**Set task:**
Quote every line as given.

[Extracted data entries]
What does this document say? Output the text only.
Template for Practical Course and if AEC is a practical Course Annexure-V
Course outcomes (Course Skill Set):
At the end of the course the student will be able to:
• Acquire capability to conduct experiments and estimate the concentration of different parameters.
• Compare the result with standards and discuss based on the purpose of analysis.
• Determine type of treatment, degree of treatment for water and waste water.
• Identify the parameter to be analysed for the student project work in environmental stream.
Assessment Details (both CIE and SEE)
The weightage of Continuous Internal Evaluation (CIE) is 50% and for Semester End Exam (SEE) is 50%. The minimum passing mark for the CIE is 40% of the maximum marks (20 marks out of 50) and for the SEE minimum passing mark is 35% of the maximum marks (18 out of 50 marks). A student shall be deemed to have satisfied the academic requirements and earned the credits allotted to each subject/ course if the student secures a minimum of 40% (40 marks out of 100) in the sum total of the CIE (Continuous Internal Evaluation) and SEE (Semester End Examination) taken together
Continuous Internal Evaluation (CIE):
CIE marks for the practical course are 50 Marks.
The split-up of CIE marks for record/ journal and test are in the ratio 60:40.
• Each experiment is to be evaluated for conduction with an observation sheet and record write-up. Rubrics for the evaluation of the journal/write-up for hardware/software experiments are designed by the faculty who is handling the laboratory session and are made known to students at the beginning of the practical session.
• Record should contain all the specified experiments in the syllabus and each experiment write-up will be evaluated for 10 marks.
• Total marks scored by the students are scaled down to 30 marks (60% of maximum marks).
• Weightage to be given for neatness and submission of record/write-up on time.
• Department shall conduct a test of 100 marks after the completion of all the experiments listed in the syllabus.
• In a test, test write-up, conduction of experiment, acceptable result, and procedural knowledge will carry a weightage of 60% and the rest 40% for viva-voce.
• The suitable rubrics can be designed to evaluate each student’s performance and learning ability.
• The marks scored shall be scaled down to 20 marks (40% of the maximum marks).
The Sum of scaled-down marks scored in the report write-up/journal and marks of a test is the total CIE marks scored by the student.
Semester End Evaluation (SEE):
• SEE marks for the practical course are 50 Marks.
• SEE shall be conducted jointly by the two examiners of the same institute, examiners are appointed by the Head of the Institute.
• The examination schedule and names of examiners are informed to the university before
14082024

**Answer for the task:**
What does this document say? Output the text only.
Template for Practical Course and if AEC is a practical Course Annexure-V
Course outcomes (Course Skill Set):
At the end of the course the student will be able to:
• Acquire capability to conduct experiments and estimate the concentration of different parameters.
• Compare the result with standards and discuss based on the purpose of analysis.
• Determine type of treatment, degree of treatment for water and waste water.
• Identify the parameter to be analysed for the student project work in environmental stream.
Assessment Details (both CIE and SEE)
The weightage of Continuous Internal Evaluation (CIE) is 50% and for Semester End Exam (SEE) is 50%. The minimum passing mark for the CIE is 40% of the maximum marks (20 marks out of 50) and for the SEE minimum passing mark is 35% of the maximum marks (18 out of 50 marks). A student shall be deemed to have satisfied the academic requirements and earned the credits allotted to each subject/ course if the student secures a minimum of 40% (40 marks out of 100) in the sum total of the CIE (Continuous Internal Evaluation) and SEE (Semester End Examination) taken together
Continuous Internal Evaluation (CIE):
CIE marks for the practical course are 50 Marks.
The split-up of CIE marks for record/ journal and test are in the ratio 60:40.
• Each experiment is to be evaluated for conduction with an observation sheet and record write-up. Rubrics for the evaluation of the journal/write-up for hardware/software experiments are designed by the faculty who is handling the laboratory session and are made known to students at the beginning of the practical session.
• Record should contain all the specified experiments in the syllabus and each experiment write-up will be evaluated for 10 marks.
• Total marks scored by the students are scaled down to 30 marks (60% of maximum marks).
• Weightage to be given for neatness and submission of record/write-up on time.
• Department shall conduct a test of 100 marks after the completion of all the experiments listed in the syllabus.
• In a test, test write-up, conduction of experiment, acceptable result, and procedural knowledge will carry a weightage of 60% and the rest 40% for viva-voce.
• The suitable rubrics can be designed to evaluate each student’s performance and learning ability.
• The marks scored shall be scaled down to 20 marks (40% of the maximum marks).
The Sum of scaled-down marks scored in the report write-up/journal and marks of a test is the total CIE marks scored by the student.
Semester End Evaluation (SEE):
• SEE marks for the practical course are 50 Marks.
• SEE shall be conducted jointly by the two examiners of the same institute, examiners are appointed by the Head of the Institute.
• The examination schedule and names of examiners are informed to the university before
14082024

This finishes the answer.